> Instructions for the task: Every record here needs to be written out again exactly.

> Records from a dataset:
----------

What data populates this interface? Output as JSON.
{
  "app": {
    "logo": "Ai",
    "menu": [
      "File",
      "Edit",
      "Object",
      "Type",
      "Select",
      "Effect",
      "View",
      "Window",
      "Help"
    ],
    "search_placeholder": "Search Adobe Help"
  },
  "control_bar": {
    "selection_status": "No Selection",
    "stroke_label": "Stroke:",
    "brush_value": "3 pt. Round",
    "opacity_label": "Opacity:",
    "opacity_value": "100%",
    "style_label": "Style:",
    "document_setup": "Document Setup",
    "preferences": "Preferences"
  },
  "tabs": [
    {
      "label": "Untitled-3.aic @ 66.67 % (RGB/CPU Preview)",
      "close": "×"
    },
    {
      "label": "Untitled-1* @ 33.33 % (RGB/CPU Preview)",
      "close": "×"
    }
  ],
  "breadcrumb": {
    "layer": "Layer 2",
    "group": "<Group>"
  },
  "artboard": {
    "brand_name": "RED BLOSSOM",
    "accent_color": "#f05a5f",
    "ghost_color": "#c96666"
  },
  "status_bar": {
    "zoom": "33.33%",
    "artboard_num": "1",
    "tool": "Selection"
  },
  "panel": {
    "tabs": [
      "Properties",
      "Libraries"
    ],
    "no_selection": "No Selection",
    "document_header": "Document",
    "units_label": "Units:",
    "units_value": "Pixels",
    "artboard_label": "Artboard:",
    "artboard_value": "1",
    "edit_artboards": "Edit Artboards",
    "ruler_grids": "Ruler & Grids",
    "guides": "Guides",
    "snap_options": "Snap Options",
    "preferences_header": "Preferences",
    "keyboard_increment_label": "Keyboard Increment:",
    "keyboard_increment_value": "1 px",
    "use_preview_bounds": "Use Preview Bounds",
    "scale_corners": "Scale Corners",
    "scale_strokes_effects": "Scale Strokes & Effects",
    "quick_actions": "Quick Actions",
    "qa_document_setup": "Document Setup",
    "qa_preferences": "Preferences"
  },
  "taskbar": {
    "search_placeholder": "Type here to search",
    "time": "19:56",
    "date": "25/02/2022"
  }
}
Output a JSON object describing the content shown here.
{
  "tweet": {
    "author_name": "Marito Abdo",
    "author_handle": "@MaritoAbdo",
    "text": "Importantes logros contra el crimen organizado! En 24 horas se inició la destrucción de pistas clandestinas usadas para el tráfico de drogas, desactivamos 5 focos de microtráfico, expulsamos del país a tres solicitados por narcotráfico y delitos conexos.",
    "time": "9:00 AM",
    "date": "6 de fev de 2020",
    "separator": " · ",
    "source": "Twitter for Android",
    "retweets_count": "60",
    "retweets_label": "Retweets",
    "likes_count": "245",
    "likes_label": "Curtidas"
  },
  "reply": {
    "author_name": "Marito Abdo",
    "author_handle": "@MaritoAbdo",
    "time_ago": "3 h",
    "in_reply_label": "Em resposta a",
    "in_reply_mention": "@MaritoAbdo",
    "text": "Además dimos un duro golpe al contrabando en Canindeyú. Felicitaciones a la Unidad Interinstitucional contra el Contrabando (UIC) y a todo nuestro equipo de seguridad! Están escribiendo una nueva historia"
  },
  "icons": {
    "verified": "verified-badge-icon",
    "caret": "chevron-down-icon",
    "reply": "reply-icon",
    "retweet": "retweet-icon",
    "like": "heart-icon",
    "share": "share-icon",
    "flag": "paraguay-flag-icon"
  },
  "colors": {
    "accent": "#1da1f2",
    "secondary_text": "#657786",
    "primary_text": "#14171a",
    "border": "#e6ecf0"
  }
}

----------

> Answer for the task:
What data populates this interface? Output as JSON.
{
  "app": {
    "logo": "Ai",
    "menu": [
      "File",
      "Edit",
      "Object",
      "Type",
      "Select",
      "Effect",
      "View",
      "Window",
      "Help"
    ],
    "search_placeholder": "Search Adobe Help"
  },
  "control_bar": {
    "selection_status": "No Selection",
    "stroke_label": "Stroke:",
    "brush_value": "3 pt. Round",
    "opacity_label": "Opacity:",
    "opacity_value": "100%",
    "style_label": "Style:",
    "document_setup": "Document Setup",
    "preferences": "Preferences"
  },
  "tabs": [
    {
      "label": "Untitled-3.aic @ 66.67 % (RGB/CPU Preview)",
      "close": "×"
    },
    {
      "label": "Untitled-1* @ 33.33 % (RGB/CPU Preview)",
      "close": "×"
    }
  ],
  "breadcrumb": {
    "layer": "Layer 2",
    "group": "<Group>"
  },
  "artboard": {
    "brand_name": "RED BLOSSOM",
    "accent_color": "#f05a5f",
    "ghost_color": "#c96666"
  },
  "status_bar": {
    "zoom": "33.33%",
    "artboard_num": "1",
    "tool": "Selection"
  },
  "panel": {
    "tabs": [
      "Properties",
      "Libraries"
    ],
    "no_selection": "No Selection",
    "document_header": "Document",
    "units_label": "Units:",
    "units_value": "Pixels",
    "artboard_label": "Artboard:",
    "artboard_value": "1",
    "edit_artboards": "Edit Artboards",
    "ruler_grids": "Ruler & Grids",
    "guides": "Guides",
    "snap_options": "Snap Options",
    "preferences_header": "Preferences",
    "keyboard_increment_label": "Keyboard Increment:",
    "keyboard_increment_value": "1 px",
    "use_preview_bounds": "Use Preview Bounds",
    "scale_corners": "Scale Corners",
    "scale_strokes_effects": "Scale Strokes & Effects",
    "quick_actions": "Quick Actions",
    "qa_document_setup": "Document Setup",
    "qa_preferences": "Preferences"
  },
  "taskbar": {
    "search_placeholder": "Type here to search",
    "time": "19:56",
    "date": "25/02/2022"
  }
}
Output a JSON object describing the content shown here.
{
  "tweet": {
    "author_name": "Marito Abdo",
    "author_handle": "@MaritoAbdo",
    "text": "Importantes logros contra el crimen organizado! En 24 horas se inició la destrucción de pistas clandestinas usadas para el tráfico de drogas, desactivamos 5 focos de microtráfico, expulsamos del país a tres solicitados por narcotráfico y delitos conexos.",
    "time": "9:00 AM",
    "date": "6 de fev de 2020",
    "separator": " · ",
    "source": "Twitter for Android",
    "retweets_count": "60",
    "retweets_label": "Retweets",
    "likes_count": "245",
    "likes_label": "Curtidas"
  },
  "reply": {
    "author_name": "Marito Abdo",
    "author_handle": "@MaritoAbdo",
    "time_ago": "3 h",
    "in_reply_label": "Em resposta a",
    "in_reply_mention": "@MaritoAbdo",
    "text": "Además dimos un duro golpe al contrabando en Canindeyú. Felicitaciones a la Unidad Interinstitucional contra el Contrabando (UIC) y a todo nuestro equipo de seguridad! Están escribiendo una nueva historia"
  },
  "icons": {
    "verified": "verified-badge-icon",
    "caret": "chevron-down-icon",
    "reply": "reply-icon",
    "retweet": "retweet-icon",
    "like": "heart-icon",
    "share": "share-icon",
    "flag": "paraguay-flag-icon"
  },
  "colors": {
    "accent": "#1da1f2",
    "secondary_text": "#657786",
    "primary_text": "#14171a",
    "border": "#e6ecf0"
  }
}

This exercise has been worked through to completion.